*** Information given ***

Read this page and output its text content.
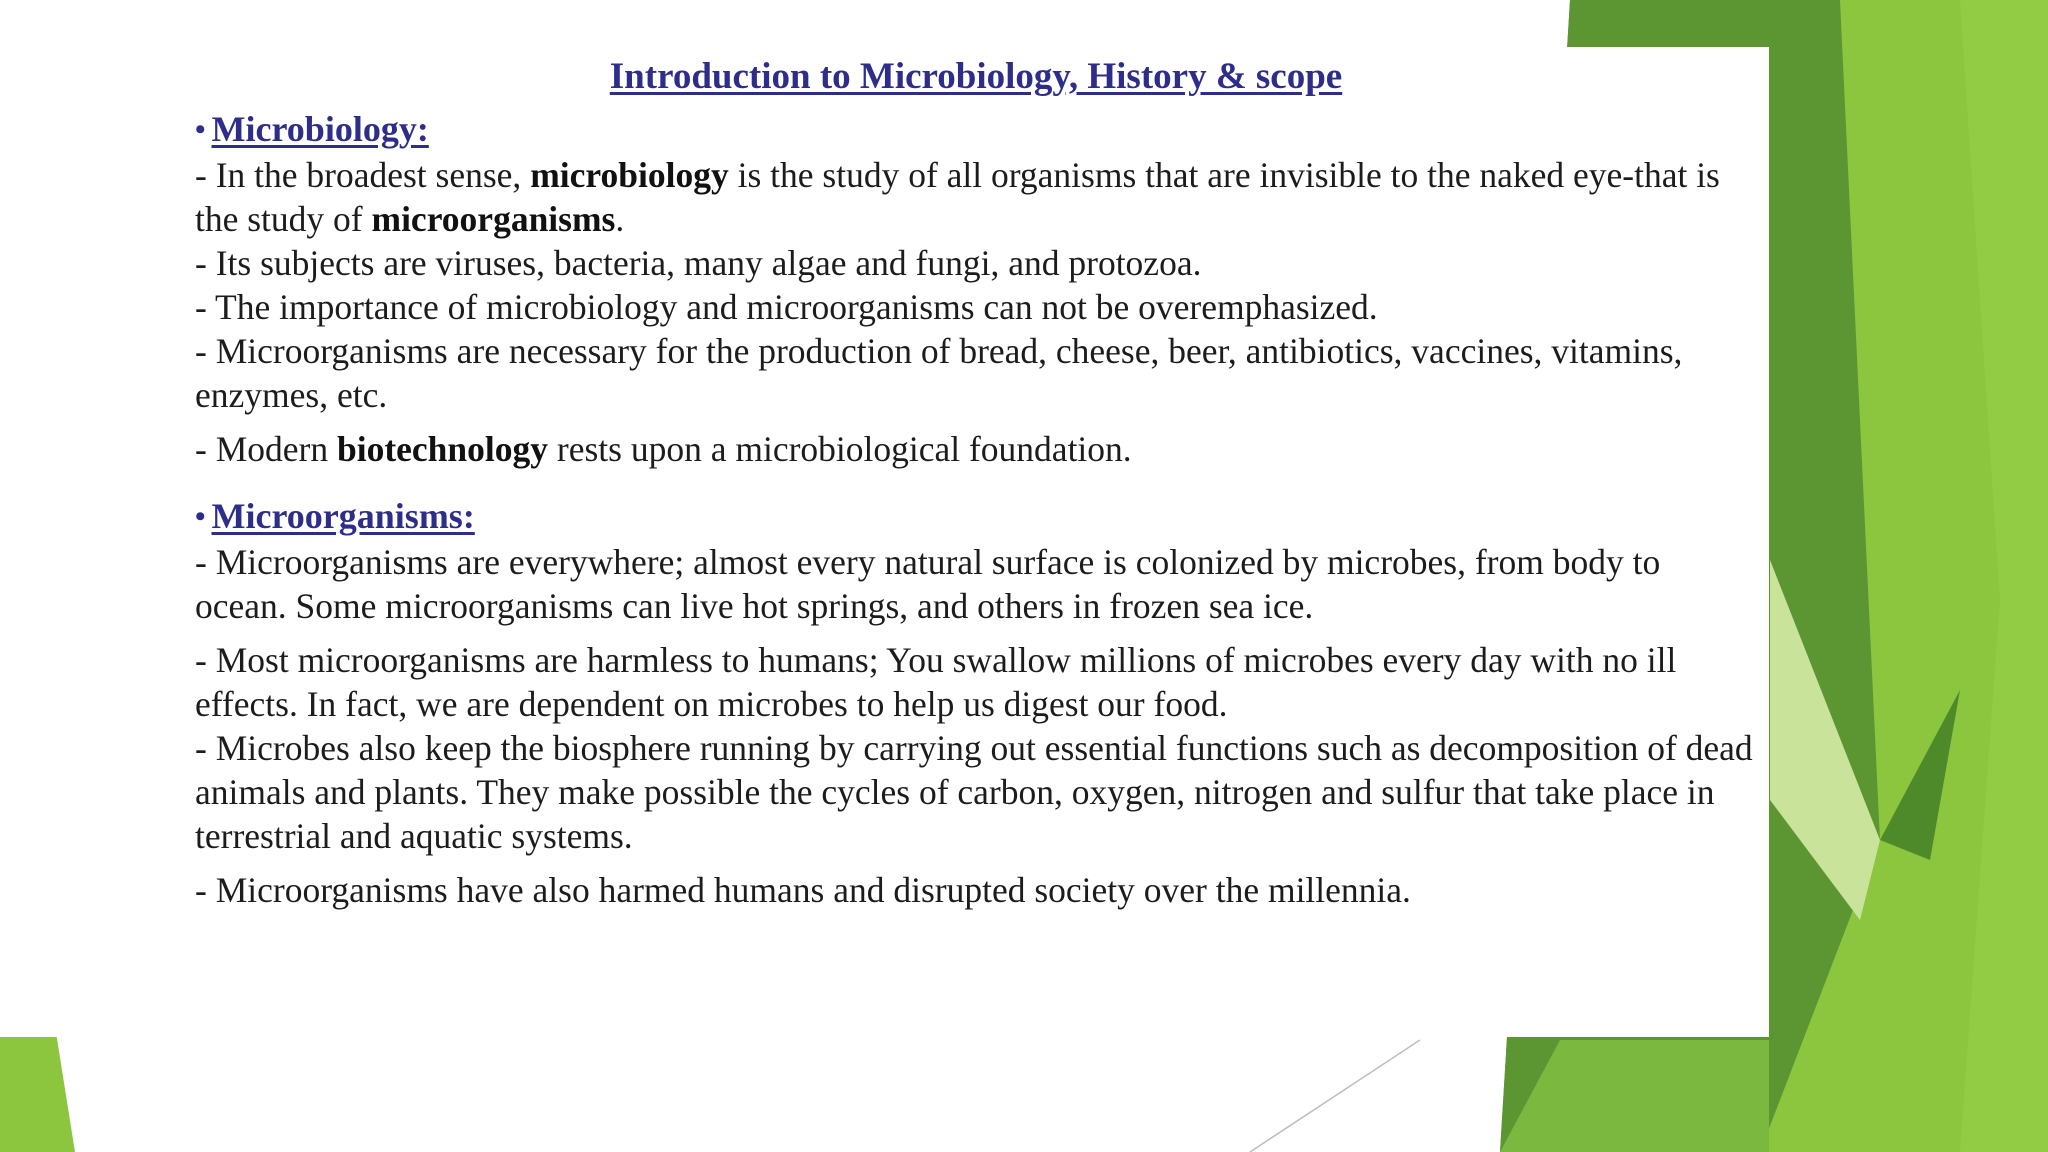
Introduction to Microbiology, History & scope
• Microbiology:

- In the broadest sense, microbiology is the study of all organisms that are invisible to the naked eye-that is the study of microorganisms.

- Its subjects are viruses, bacteria, many algae and fungi, and protozoa.

- The importance of microbiology and microorganisms can not be overemphasized.

- Microorganisms are necessary for the production of bread, cheese, beer, antibiotics, vaccines, vitamins, enzymes, etc.

- Modern biotechnology rests upon a microbiological foundation.

• Microorganisms:

- Microorganisms are everywhere; almost every natural surface is colonized by microbes, from body to ocean. Some microorganisms can live hot springs, and others in frozen sea ice.

- Most microorganisms are harmless to humans; You swallow millions of microbes every day with no ill effects. In fact, we are dependent on microbes to help us digest our food.

- Microbes also keep the biosphere running by carrying out essential functions such as decomposition of dead animals and plants. They make possible the cycles of carbon, oxygen, nitrogen and sulfur that take place in terrestrial and aquatic systems.

- Microorganisms have also harmed humans and disrupted society over the millennia.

*** End of Information given ***

**Required action:**
Nothing but the records, copied exactly and stripped of pictures, should be returned.

**Response area:**
Read this page and output its text content.
Introduction to Microbiology, History & scope
• Microbiology:

- In the broadest sense, microbiology is the study of all organisms that are invisible to the naked eye-that is the study of microorganisms.

- Its subjects are viruses, bacteria, many algae and fungi, and protozoa.

- The importance of microbiology and microorganisms can not be overemphasized.

- Microorganisms are necessary for the production of bread, cheese, beer, antibiotics, vaccines, vitamins, enzymes, etc.

- Modern biotechnology rests upon a microbiological foundation.

• Microorganisms:

- Microorganisms are everywhere; almost every natural surface is colonized by microbes, from body to ocean. Some microorganisms can live hot springs, and others in frozen sea ice.

- Most microorganisms are harmless to humans; You swallow millions of microbes every day with no ill effects. In fact, we are dependent on microbes to help us digest our food.

- Microbes also keep the biosphere running by carrying out essential functions such as decomposition of dead animals and plants. They make possible the cycles of carbon, oxygen, nitrogen and sulfur that take place in terrestrial and aquatic systems.

- Microorganisms have also harmed humans and disrupted society over the millennia.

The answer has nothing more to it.